(Saved entries)
↓↓↓

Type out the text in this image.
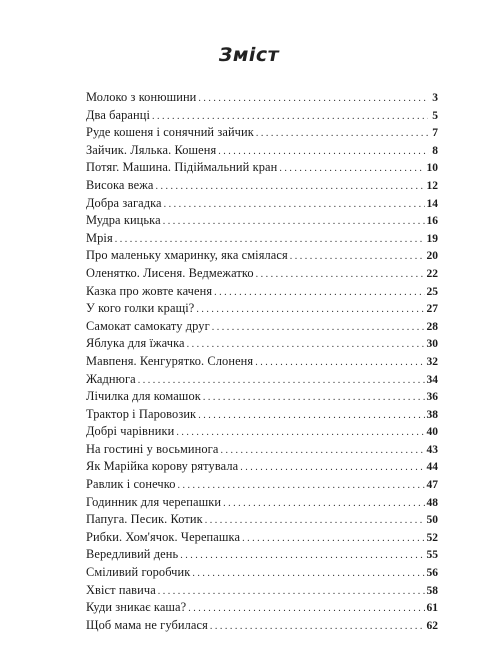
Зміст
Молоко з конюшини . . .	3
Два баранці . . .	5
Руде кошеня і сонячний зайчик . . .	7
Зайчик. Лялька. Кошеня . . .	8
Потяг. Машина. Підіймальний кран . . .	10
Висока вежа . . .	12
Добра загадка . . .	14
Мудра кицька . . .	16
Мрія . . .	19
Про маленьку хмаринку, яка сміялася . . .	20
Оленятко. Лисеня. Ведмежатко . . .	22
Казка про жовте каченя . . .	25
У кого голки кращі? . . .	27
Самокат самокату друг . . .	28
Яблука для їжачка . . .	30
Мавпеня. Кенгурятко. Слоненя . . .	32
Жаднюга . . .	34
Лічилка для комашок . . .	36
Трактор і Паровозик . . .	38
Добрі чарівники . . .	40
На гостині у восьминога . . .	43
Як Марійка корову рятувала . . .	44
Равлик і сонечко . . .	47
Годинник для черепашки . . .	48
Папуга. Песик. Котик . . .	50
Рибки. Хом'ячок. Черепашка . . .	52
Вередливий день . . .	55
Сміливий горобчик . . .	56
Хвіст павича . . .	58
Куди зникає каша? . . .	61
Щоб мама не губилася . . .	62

↑↑↑
↓↓↓

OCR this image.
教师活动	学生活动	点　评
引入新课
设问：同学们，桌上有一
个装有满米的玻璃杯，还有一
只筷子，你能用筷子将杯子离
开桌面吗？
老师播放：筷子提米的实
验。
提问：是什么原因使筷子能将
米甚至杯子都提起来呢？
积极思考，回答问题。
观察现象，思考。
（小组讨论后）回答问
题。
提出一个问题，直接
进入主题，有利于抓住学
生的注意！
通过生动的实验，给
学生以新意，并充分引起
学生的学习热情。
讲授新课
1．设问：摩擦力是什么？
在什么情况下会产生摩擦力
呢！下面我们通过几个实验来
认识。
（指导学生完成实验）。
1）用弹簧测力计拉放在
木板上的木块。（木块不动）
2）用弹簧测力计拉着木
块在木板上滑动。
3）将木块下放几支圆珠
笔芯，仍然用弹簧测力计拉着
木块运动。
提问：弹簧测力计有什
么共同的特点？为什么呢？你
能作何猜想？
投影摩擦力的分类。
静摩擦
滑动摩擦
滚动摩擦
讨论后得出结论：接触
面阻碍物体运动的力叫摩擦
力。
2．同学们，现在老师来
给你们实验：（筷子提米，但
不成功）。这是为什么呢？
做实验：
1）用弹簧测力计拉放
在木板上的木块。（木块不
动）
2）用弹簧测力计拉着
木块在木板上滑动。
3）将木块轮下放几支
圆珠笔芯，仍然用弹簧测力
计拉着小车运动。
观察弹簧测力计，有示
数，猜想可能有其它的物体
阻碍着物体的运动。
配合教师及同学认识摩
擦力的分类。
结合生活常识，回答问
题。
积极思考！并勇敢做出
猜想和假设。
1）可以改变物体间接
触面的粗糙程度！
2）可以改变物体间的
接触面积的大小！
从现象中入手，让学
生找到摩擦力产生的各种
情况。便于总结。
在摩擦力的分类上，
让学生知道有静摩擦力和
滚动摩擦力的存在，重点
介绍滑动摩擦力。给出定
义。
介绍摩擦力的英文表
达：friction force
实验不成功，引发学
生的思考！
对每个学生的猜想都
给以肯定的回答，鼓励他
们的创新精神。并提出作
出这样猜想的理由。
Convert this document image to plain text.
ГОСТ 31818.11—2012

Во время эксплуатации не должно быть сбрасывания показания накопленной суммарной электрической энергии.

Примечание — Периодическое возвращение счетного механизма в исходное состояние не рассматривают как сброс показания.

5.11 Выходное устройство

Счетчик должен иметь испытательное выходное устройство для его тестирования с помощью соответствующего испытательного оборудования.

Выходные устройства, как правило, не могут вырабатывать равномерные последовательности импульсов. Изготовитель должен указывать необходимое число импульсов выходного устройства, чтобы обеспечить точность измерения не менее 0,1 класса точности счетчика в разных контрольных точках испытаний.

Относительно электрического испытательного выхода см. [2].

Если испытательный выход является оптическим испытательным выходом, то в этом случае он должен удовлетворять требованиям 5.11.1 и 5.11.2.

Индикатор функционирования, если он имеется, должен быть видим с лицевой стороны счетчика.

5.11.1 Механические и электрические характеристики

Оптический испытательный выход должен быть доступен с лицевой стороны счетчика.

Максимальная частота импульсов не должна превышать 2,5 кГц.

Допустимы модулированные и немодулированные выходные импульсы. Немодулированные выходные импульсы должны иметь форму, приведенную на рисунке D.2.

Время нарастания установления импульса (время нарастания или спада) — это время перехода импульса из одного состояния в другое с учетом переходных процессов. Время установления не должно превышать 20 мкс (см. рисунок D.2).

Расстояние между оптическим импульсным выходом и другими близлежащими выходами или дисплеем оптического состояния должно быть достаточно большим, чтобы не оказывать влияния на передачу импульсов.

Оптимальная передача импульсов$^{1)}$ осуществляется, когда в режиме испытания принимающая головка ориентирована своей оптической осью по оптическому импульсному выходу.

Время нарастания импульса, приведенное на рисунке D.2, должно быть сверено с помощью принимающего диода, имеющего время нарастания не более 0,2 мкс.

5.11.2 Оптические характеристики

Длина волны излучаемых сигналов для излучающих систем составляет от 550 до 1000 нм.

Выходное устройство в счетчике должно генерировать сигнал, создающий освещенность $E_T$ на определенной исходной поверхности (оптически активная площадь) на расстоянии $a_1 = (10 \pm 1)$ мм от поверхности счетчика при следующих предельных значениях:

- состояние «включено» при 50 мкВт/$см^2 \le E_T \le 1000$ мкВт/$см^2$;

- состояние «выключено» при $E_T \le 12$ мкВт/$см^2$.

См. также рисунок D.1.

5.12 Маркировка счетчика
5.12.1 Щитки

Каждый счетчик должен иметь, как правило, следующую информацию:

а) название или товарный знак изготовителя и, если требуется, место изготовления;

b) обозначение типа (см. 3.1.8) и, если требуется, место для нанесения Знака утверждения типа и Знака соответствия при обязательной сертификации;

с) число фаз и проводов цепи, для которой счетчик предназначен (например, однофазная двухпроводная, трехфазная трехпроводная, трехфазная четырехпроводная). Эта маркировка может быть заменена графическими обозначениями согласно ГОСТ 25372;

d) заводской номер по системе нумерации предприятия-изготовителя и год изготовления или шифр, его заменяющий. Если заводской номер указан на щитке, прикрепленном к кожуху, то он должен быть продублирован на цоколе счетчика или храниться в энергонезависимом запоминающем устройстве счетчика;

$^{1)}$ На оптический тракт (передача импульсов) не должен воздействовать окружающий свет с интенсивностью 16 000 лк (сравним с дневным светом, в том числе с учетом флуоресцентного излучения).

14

↑↑↑
↓↓↓

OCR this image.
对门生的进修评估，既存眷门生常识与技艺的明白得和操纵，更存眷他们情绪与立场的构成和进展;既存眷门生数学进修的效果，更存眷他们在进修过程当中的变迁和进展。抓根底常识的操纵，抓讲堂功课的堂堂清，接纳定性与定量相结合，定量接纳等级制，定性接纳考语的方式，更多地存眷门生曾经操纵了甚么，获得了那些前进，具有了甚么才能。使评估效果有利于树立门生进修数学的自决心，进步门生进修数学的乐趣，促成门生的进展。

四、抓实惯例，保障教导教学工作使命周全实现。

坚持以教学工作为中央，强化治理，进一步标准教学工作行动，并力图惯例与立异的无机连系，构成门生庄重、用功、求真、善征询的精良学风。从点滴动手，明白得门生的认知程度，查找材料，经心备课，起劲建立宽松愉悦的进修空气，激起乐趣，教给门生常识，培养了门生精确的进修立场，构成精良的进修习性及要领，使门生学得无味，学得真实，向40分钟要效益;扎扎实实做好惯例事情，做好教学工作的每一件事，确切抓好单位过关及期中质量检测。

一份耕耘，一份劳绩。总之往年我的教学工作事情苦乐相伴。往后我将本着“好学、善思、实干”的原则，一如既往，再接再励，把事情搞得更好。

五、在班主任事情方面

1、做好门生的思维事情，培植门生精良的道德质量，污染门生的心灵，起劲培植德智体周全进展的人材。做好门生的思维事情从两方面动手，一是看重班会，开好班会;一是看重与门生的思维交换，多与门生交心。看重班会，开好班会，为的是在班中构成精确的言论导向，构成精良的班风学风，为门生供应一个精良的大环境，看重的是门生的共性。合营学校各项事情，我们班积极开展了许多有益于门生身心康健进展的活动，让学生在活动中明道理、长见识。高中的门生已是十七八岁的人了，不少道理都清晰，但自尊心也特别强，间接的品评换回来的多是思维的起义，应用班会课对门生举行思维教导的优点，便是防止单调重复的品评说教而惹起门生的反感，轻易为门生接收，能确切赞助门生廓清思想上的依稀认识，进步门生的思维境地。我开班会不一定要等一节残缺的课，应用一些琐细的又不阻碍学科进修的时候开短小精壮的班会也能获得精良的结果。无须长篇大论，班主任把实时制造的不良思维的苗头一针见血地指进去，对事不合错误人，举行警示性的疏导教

↑↑↑

TASK PROMPT: Looking at the data above, show all lines where the word "лицевой" occurs.

EXPECTED OUTPUT:
Индикатор функционирования, если он имеется, должен быть видим с лицевой стороны счетчика.
Оптический испытательный выход должен быть доступен с лицевой стороны счетчика.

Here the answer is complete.